● Problem: Below are entries. Pull out all lines containing "among".

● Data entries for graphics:
--------------------

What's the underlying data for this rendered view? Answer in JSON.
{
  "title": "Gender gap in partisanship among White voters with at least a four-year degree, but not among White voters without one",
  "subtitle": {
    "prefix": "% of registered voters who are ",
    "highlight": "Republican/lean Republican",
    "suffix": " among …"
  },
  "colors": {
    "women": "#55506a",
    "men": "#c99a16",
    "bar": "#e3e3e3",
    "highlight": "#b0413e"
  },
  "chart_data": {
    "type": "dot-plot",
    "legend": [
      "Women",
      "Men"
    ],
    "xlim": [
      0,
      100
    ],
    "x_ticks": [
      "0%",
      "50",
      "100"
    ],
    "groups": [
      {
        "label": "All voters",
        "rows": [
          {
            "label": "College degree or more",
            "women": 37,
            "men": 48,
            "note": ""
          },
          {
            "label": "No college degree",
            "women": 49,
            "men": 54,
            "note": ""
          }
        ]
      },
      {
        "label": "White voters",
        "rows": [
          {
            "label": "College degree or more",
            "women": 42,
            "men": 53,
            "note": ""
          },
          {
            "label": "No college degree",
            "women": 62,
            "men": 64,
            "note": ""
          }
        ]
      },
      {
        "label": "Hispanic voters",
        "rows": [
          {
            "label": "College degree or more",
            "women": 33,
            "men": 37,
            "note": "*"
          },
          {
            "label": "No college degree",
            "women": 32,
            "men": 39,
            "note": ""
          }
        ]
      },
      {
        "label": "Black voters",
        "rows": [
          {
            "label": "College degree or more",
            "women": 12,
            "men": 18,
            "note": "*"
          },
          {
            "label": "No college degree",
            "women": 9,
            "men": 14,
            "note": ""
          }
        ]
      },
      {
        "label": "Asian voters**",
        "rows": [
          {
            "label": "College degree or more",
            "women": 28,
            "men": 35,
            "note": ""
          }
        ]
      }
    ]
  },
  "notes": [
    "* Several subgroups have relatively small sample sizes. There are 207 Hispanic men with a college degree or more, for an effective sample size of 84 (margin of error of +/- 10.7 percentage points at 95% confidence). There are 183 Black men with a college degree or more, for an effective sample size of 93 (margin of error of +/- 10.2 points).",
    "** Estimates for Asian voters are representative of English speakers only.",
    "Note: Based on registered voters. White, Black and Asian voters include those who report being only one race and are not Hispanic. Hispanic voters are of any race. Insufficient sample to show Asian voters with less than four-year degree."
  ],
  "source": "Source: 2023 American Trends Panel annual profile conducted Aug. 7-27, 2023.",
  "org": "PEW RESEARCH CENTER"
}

--------------------

● Correct output:
  "title": "Gender gap in partisanship among White voters with at least a four-year degree, but not among White voters without one",
    "suffix": " among …"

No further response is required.